■ Input material
** BEGIN **

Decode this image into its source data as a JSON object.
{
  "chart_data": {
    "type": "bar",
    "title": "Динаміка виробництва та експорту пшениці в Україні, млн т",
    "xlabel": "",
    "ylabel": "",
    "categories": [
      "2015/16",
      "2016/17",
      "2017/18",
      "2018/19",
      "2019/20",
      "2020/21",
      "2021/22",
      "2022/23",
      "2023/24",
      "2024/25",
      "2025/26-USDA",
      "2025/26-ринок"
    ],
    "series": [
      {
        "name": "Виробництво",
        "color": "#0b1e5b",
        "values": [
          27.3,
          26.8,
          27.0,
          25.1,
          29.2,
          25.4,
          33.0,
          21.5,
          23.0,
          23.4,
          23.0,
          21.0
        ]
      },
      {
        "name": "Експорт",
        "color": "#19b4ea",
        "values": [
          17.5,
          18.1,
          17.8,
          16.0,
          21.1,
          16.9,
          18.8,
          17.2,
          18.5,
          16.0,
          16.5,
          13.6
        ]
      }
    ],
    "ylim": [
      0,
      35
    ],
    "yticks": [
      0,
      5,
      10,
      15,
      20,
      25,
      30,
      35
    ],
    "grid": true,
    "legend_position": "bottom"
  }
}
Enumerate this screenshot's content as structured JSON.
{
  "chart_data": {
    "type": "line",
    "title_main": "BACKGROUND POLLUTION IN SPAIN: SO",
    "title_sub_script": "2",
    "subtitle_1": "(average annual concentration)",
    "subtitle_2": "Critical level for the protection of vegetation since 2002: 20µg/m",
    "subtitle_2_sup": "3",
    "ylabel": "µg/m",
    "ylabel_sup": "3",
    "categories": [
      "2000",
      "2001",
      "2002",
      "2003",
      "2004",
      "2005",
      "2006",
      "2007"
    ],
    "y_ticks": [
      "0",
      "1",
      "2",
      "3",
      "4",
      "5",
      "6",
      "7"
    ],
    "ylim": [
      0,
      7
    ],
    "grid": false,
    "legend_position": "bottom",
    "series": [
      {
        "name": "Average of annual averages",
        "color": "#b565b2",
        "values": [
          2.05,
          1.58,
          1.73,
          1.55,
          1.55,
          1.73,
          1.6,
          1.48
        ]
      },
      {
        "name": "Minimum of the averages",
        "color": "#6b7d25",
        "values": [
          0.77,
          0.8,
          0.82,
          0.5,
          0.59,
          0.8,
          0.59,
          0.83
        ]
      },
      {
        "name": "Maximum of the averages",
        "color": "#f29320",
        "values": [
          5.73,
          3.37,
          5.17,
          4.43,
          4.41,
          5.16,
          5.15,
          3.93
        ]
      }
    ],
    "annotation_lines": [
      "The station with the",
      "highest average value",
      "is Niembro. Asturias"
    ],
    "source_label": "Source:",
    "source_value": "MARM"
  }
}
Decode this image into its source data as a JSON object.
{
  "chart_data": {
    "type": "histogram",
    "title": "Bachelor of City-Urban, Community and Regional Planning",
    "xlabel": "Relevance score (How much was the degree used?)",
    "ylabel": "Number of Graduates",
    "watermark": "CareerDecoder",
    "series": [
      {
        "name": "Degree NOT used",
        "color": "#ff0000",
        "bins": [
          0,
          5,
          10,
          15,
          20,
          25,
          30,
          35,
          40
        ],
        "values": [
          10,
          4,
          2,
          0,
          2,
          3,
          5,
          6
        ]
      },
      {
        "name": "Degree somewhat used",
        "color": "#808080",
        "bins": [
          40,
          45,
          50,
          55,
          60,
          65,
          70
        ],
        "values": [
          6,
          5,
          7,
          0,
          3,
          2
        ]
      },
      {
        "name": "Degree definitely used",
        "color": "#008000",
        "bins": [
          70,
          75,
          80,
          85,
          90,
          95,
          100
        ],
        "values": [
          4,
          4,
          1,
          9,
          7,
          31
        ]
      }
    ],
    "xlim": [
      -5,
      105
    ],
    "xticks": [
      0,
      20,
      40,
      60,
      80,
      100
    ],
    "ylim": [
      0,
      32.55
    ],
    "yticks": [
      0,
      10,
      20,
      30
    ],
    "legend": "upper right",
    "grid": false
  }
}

** END **

■ Problem
How many of the lines above include the string "used"? Answer with the number only.

■ Finished exercise
4